[Entries from a dataset of interfaces]
---*---

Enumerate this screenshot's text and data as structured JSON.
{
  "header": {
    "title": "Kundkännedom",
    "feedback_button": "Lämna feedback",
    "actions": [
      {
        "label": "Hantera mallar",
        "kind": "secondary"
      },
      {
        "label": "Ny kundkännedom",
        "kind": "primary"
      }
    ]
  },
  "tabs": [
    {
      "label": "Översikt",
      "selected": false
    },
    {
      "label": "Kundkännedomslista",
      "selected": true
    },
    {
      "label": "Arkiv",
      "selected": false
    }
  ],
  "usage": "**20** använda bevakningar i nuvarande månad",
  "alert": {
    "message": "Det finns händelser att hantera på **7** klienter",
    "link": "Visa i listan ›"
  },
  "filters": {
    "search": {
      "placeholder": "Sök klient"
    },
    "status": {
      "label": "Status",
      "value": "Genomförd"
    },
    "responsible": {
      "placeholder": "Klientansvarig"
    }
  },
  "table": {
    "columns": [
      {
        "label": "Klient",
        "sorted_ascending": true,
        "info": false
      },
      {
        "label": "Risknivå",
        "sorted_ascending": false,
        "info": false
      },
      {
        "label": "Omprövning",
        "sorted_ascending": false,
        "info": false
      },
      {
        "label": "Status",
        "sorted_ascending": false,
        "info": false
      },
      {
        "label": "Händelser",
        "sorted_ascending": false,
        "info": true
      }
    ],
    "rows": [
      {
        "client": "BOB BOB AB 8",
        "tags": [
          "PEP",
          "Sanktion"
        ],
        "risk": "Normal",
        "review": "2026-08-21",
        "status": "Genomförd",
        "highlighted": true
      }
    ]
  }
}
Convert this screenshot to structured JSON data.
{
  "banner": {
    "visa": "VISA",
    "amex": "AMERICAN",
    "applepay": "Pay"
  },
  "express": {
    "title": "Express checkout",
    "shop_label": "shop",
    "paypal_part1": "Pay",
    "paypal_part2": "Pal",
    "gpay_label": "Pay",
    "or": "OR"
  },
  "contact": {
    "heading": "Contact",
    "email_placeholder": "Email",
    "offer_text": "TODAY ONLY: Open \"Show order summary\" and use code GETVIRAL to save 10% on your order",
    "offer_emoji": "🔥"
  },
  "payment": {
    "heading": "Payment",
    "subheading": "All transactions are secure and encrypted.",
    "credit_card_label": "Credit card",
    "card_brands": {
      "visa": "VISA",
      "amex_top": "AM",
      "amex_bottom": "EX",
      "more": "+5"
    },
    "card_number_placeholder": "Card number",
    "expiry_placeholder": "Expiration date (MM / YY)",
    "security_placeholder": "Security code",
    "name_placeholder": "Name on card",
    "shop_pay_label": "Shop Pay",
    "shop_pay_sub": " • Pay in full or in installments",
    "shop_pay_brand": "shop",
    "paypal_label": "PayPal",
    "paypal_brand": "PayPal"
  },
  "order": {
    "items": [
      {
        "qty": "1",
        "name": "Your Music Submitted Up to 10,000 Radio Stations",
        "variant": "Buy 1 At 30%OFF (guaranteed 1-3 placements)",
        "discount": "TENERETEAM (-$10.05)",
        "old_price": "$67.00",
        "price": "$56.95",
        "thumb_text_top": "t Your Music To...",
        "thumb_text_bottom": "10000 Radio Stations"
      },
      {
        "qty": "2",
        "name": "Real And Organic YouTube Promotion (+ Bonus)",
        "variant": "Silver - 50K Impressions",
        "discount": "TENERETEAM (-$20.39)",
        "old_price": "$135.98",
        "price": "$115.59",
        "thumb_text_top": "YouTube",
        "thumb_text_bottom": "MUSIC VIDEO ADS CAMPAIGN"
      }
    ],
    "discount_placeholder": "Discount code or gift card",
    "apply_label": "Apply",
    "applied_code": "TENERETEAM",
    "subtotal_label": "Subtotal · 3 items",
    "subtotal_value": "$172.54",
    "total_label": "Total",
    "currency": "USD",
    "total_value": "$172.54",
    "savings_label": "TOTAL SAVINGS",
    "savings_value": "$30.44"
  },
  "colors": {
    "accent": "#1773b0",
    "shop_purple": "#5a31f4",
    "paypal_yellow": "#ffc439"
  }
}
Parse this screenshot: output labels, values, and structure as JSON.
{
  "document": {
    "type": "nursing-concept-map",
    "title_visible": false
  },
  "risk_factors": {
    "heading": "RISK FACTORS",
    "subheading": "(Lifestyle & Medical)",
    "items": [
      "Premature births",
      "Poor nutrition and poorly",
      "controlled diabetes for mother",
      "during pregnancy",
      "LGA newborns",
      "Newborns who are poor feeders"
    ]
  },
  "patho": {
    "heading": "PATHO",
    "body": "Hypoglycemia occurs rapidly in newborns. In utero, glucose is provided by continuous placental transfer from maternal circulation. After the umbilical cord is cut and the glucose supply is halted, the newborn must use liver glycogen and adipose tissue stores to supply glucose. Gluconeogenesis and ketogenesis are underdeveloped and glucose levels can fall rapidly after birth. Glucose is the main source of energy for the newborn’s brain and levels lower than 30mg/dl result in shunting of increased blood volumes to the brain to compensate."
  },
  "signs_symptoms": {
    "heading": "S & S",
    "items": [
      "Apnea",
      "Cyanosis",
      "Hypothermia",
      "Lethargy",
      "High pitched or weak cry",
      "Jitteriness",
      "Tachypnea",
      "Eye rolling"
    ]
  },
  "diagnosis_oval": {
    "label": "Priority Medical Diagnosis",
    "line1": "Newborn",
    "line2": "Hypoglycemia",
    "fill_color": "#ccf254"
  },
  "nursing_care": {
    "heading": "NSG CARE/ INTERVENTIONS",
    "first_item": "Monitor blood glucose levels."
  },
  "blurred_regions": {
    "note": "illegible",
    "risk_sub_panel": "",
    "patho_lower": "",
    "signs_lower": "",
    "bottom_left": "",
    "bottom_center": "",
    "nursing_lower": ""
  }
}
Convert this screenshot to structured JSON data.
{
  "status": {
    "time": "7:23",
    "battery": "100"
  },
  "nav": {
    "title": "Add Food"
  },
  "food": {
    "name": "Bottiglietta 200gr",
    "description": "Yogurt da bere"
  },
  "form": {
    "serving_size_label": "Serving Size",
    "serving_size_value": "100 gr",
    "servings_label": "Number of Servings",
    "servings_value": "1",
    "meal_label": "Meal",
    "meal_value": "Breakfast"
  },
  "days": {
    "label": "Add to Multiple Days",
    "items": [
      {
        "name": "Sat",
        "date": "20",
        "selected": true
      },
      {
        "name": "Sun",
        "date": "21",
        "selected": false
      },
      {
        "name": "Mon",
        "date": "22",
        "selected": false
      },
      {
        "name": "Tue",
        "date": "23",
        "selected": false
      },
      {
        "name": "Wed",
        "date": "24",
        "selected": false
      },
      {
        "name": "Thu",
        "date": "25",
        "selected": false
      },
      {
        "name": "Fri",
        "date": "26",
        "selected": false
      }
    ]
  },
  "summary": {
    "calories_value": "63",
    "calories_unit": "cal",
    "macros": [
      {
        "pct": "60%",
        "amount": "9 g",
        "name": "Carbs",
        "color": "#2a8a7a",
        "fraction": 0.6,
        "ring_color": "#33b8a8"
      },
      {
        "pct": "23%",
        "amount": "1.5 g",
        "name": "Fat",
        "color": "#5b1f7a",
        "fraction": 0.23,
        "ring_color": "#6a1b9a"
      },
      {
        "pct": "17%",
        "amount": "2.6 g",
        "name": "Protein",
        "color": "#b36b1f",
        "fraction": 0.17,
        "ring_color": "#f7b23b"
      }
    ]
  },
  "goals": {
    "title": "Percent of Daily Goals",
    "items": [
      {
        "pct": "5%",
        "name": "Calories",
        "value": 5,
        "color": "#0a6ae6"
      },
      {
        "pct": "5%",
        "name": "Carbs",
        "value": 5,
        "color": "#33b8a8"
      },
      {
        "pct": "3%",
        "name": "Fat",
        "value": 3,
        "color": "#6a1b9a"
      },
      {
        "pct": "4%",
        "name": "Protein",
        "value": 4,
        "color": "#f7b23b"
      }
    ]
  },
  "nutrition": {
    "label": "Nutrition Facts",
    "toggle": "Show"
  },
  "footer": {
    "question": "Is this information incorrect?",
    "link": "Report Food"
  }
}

---*---

### Task goal
Nothing but a number should be given: the number of lines in the records that contain the word "fraction".

### Answer to this task
3